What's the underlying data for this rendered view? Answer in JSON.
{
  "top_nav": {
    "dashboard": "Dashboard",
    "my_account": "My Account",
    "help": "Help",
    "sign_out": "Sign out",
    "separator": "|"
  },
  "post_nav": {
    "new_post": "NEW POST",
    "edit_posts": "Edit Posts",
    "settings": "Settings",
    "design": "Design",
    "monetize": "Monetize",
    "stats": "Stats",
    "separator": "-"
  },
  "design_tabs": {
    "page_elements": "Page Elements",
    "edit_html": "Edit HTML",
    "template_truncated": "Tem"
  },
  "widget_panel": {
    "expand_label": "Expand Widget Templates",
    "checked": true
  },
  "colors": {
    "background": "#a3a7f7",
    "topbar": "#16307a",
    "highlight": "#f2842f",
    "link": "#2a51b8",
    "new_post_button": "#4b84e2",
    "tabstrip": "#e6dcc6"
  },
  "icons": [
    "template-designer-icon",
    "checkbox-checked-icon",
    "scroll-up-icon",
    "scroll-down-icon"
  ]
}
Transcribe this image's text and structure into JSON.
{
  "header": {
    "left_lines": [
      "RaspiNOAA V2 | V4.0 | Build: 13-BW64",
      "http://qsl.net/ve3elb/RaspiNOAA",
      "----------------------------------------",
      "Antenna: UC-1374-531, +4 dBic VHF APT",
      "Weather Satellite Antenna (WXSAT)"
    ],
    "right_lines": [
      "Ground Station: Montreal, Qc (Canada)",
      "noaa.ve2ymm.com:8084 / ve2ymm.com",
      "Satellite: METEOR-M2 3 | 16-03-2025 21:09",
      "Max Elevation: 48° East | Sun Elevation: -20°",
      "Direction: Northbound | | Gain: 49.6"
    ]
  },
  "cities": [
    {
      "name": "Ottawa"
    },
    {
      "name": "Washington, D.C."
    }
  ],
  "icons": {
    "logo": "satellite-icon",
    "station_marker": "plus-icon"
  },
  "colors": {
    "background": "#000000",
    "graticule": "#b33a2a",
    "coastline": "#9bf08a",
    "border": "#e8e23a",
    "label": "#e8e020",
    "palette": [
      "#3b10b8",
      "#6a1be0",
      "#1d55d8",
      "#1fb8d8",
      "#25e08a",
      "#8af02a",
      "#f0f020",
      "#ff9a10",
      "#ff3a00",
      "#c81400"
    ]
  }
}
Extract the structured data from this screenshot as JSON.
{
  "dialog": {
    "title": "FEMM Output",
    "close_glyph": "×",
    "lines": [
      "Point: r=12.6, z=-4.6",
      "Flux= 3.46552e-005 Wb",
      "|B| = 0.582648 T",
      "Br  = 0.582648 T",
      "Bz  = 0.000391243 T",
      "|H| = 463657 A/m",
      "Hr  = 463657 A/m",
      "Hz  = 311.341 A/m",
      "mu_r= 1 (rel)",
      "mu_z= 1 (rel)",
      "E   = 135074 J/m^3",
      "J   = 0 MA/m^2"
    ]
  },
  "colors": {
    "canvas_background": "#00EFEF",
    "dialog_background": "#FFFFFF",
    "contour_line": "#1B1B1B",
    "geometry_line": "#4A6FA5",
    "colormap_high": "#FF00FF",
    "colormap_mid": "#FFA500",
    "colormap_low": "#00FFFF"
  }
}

☆ ☆ ☆ ☆ ☆

- GOAL OF THE EXERCISE
Determine how many lines in the data above contain the string "RaspiNOAA". Give nothing except the number.

- ANSWER TO THIS PROBLEM
2